# Start of EXCERPTED RECORDS
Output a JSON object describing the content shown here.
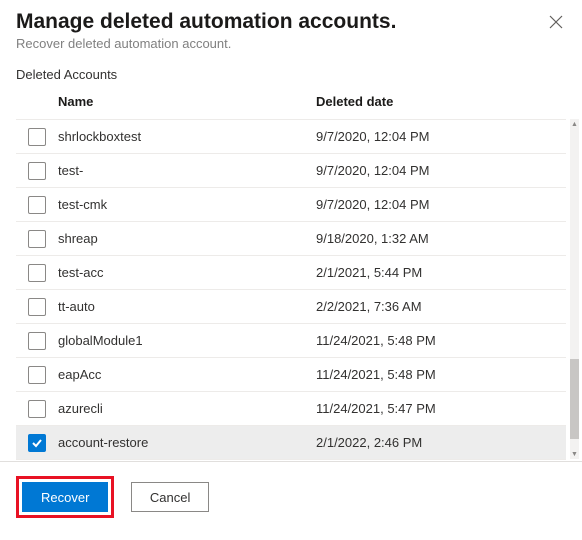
{
  "header": {
    "title": "Manage deleted automation accounts.",
    "subtitle": "Recover deleted automation account."
  },
  "section_label": "Deleted Accounts",
  "columns": {
    "name": "Name",
    "deleted_date": "Deleted date"
  },
  "rows": [
    {
      "name": "shrlockboxtest",
      "date": "9/7/2020, 12:04 PM",
      "checked": false
    },
    {
      "name": "test-",
      "date": "9/7/2020, 12:04 PM",
      "checked": false
    },
    {
      "name": "test-cmk",
      "date": "9/7/2020, 12:04 PM",
      "checked": false
    },
    {
      "name": "shreap",
      "date": "9/18/2020, 1:32 AM",
      "checked": false
    },
    {
      "name": "test-acc",
      "date": "2/1/2021, 5:44 PM",
      "checked": false
    },
    {
      "name": "tt-auto",
      "date": "2/2/2021, 7:36 AM",
      "checked": false
    },
    {
      "name": "globalModule1",
      "date": "11/24/2021, 5:48 PM",
      "checked": false
    },
    {
      "name": "eapAcc",
      "date": "11/24/2021, 5:48 PM",
      "checked": false
    },
    {
      "name": "azurecli",
      "date": "11/24/2021, 5:47 PM",
      "checked": false
    },
    {
      "name": "account-restore",
      "date": "2/1/2022, 2:46 PM",
      "checked": true
    }
  ],
  "buttons": {
    "recover": "Recover",
    "cancel": "Cancel"
  },
  "colors": {
    "primary": "#0078d4",
    "highlight": "#e81123"
  }
}
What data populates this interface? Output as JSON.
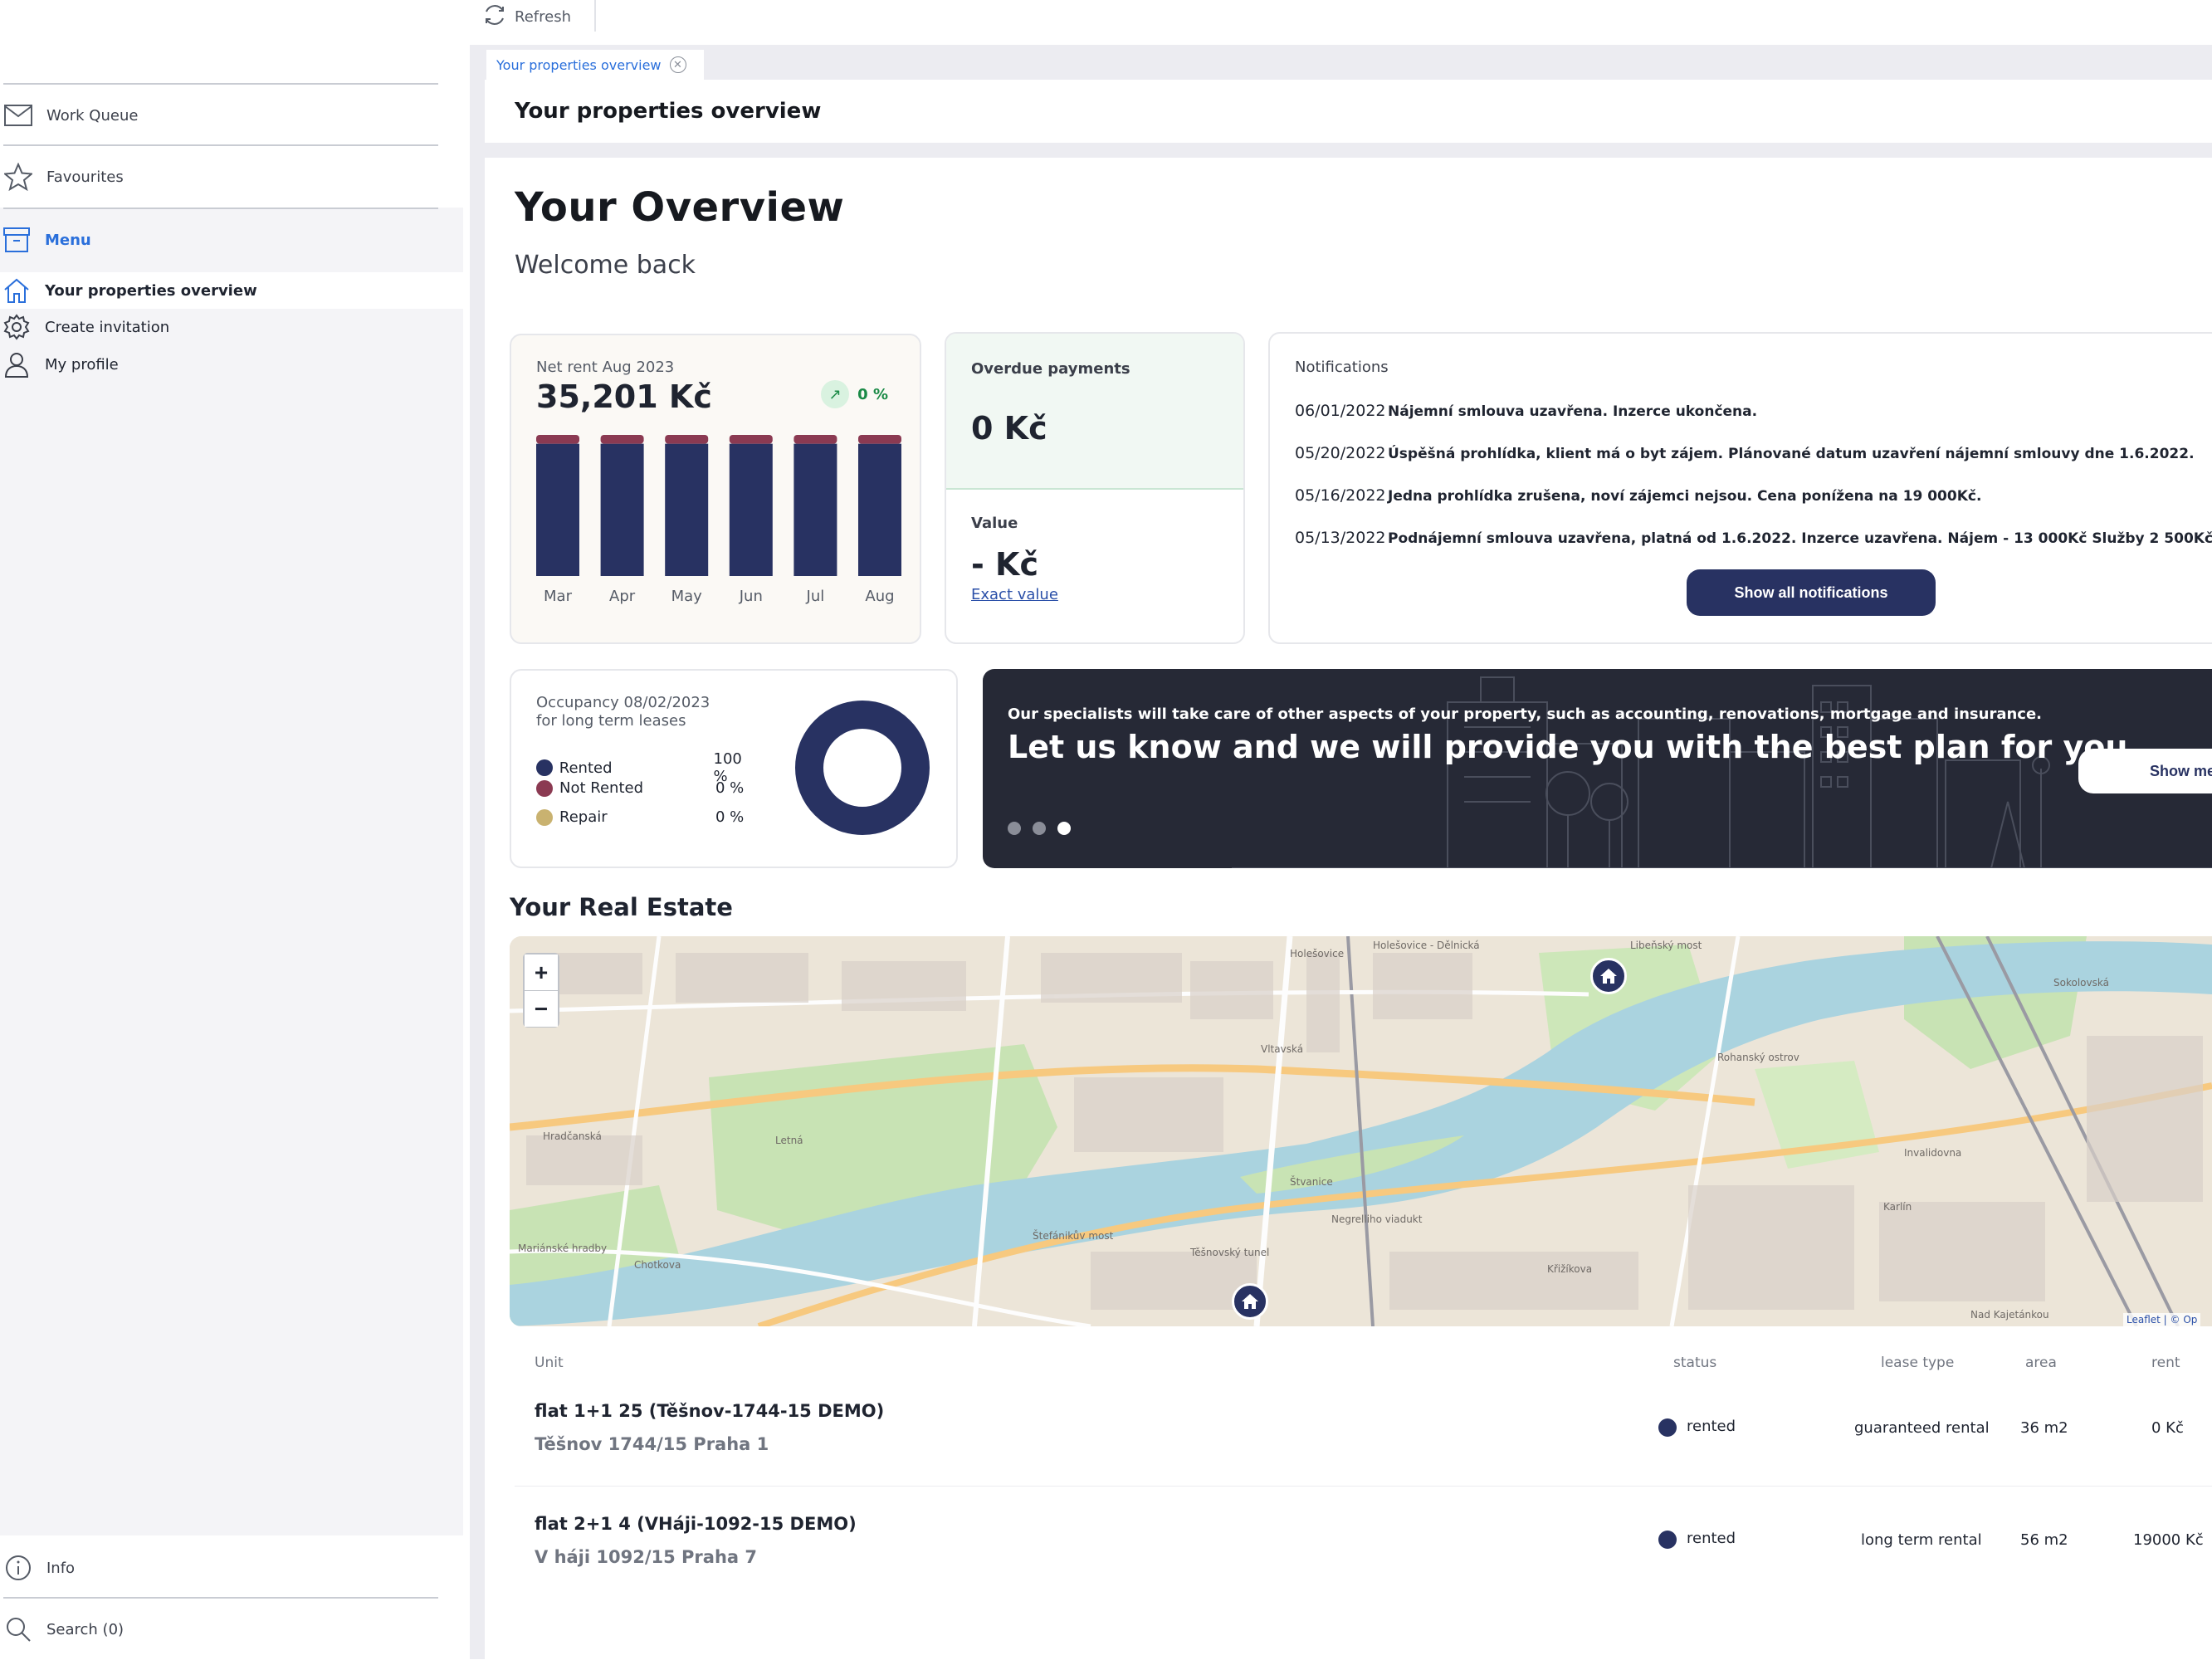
{
  "colors": {
    "accent": "#2a6fdb",
    "navy": "#283262",
    "rented": "#283262",
    "not_rented": "#8b3a52",
    "repair": "#c9b270",
    "success": "#1a8a46"
  },
  "sidebar": {
    "work_queue": "Work Queue",
    "favourites": "Favourites",
    "menu": "Menu",
    "items": [
      {
        "label": "Your properties overview",
        "icon": "home-icon"
      },
      {
        "label": "Create invitation",
        "icon": "gear-icon"
      },
      {
        "label": "My profile",
        "icon": "user-icon"
      }
    ],
    "info": "Info",
    "search": "Search (0)"
  },
  "toolbar": {
    "refresh": "Refresh"
  },
  "tab": {
    "label": "Your properties overview"
  },
  "page": {
    "title": "Your properties overview",
    "heading": "Your Overview",
    "welcome": "Welcome back"
  },
  "rent": {
    "title": "Net rent Aug 2023",
    "value": "35,201 Kč",
    "trend": "0 %",
    "chart_data": {
      "type": "bar",
      "categories": [
        "Mar",
        "Apr",
        "May",
        "Jun",
        "Jul",
        "Aug"
      ],
      "series": [
        {
          "values": [
            33000,
            33000,
            33000,
            33000,
            33000,
            33000
          ]
        },
        {
          "values": [
            2201,
            2201,
            2201,
            2201,
            2201,
            2201
          ]
        }
      ]
    }
  },
  "overdue": {
    "title": "Overdue payments",
    "value": "0 Kč"
  },
  "estimate": {
    "title": "Value",
    "value": "- Kč",
    "link": "Exact value"
  },
  "notifications": {
    "title": "Notifications",
    "items": [
      {
        "date": "06/01/2022",
        "text": "Nájemní smlouva uzavřena. Inzerce ukončena."
      },
      {
        "date": "05/20/2022",
        "text": "Úspěšná prohlídka, klient má o byt zájem. Plánované datum uzavření nájemní smlouvy dne 1.6.2022."
      },
      {
        "date": "05/16/2022",
        "text": "Jedna prohlídka zrušena, noví zájemci nejsou. Cena ponížena na 19 000Kč."
      },
      {
        "date": "05/13/2022",
        "text": "Podnájemní smlouva uzavřena, platná od 1.6.2022. Inzerce uzavřena. Nájem - 13 000Kč Služby 2 500Kč."
      }
    ],
    "button": "Show all notifications"
  },
  "occupancy": {
    "title_line1": "Occupancy 08/02/2023",
    "title_line2": "for long term leases",
    "rows": [
      {
        "label": "Rented",
        "value": "100 %"
      },
      {
        "label": "Not Rented",
        "value": "0 %"
      },
      {
        "label": "Repair",
        "value": "0 %"
      }
    ],
    "fractions": {
      "rented": 1.0,
      "not_rented": 0.0,
      "repair": 0.0
    }
  },
  "banner": {
    "subtitle": "Our specialists will take care of other aspects of your property, such as accounting, renovations, mortgage and insurance.",
    "headline": "Let us know and we will provide you with the best plan for you.",
    "button": "Show me",
    "active_slide": 3,
    "slide_count": 3
  },
  "real_estate": {
    "heading": "Your Real Estate",
    "map": {
      "zoom_in": "+",
      "zoom_out": "−",
      "attribution": "Leaflet | © Op",
      "labels": [
        "Holešovice",
        "Vltavská",
        "Štvanice",
        "Rohanský ostrov",
        "Karlín",
        "Invalidovna",
        "Letná",
        "Hradčanská",
        "Těšnovský tunel",
        "Negrelliho viadukt",
        "Štefánikův most",
        "Křižíkova",
        "Sokolovská",
        "Libeňský most",
        "Nad Kajetánkou",
        "Mariánské hradby",
        "Chotkova",
        "Holešovice - Dělnická"
      ]
    },
    "columns": {
      "unit": "Unit",
      "status": "status",
      "lease": "lease type",
      "area": "area",
      "rent": "rent"
    },
    "rows": [
      {
        "name": "flat 1+1 25 (Těšnov-1744-15 DEMO)",
        "address": "Těšnov 1744/15 Praha 1",
        "status": "rented",
        "lease": "guaranteed rental",
        "area": "36 m2",
        "rent": "0 Kč"
      },
      {
        "name": "flat 2+1 4 (VHáji-1092-15 DEMO)",
        "address": "V háji 1092/15 Praha 7",
        "status": "rented",
        "lease": "long term rental",
        "area": "56 m2",
        "rent": "19000 Kč"
      }
    ]
  }
}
# End of EXCERPTED RECORDS
TASK DESCRIPTION ▸ For the entries above, count the lines that contain the string "will", and state that number without further comment.

RESPONSE FOR THIS EXERCISE ▸ 2